**Data lines:**

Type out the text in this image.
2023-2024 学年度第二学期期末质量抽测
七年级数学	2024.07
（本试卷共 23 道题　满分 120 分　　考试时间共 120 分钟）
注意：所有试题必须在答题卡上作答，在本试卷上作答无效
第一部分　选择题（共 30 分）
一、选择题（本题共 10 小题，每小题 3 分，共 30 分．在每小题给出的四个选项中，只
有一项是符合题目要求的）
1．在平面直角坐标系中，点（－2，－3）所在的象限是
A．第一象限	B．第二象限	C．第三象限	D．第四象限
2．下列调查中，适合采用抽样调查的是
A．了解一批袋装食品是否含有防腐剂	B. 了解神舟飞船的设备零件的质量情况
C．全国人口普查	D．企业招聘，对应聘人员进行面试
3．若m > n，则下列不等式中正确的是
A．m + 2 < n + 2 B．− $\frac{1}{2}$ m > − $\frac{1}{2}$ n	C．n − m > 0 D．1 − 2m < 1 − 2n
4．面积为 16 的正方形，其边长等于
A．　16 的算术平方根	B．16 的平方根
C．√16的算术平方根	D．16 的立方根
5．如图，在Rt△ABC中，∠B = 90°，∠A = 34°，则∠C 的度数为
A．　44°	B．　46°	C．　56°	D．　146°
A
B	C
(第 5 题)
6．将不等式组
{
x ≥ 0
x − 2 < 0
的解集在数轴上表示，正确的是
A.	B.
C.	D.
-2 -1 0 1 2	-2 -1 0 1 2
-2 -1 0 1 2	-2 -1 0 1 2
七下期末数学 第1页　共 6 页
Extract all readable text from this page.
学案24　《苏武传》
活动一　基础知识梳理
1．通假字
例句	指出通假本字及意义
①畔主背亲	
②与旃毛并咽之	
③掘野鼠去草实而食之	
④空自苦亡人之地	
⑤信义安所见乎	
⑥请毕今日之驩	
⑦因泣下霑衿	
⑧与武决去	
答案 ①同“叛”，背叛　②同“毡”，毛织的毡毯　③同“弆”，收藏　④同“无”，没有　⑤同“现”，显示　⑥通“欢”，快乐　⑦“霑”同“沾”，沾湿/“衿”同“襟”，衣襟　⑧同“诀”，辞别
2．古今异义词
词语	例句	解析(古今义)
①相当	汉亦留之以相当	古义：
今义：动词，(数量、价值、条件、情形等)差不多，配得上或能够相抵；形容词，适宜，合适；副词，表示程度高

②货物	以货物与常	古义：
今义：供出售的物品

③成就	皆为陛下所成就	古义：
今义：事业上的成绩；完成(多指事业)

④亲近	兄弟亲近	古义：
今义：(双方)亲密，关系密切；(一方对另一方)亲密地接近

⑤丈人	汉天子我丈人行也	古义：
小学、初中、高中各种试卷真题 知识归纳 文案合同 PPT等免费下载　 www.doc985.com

**What you should do:**
Take the line holding "Extract all readable text from this page." and all lines after it through the end of the data, and set them down exactly.

**Correct response:**
Extract all readable text from this page.
学案24　《苏武传》
活动一　基础知识梳理
1．通假字
例句	指出通假本字及意义
①畔主背亲	
②与旃毛并咽之	
③掘野鼠去草实而食之	
④空自苦亡人之地	
⑤信义安所见乎	
⑥请毕今日之驩	
⑦因泣下霑衿	
⑧与武决去	
答案 ①同“叛”，背叛　②同“毡”，毛织的毡毯　③同“弆”，收藏　④同“无”，没有　⑤同“现”，显示　⑥通“欢”，快乐　⑦“霑”同“沾”，沾湿/“衿”同“襟”，衣襟　⑧同“诀”，辞别
2．古今异义词
词语	例句	解析(古今义)
①相当	汉亦留之以相当	古义：
今义：动词，(数量、价值、条件、情形等)差不多，配得上或能够相抵；形容词，适宜，合适；副词，表示程度高

②货物	以货物与常	古义：
今义：供出售的物品

③成就	皆为陛下所成就	古义：
今义：事业上的成绩；完成(多指事业)

④亲近	兄弟亲近	古义：
今义：(双方)亲密，关系密切；(一方对另一方)亲密地接近

⑤丈人	汉天子我丈人行也	古义：
小学、初中、高中各种试卷真题 知识归纳 文案合同 PPT等免费下载　 www.doc985.com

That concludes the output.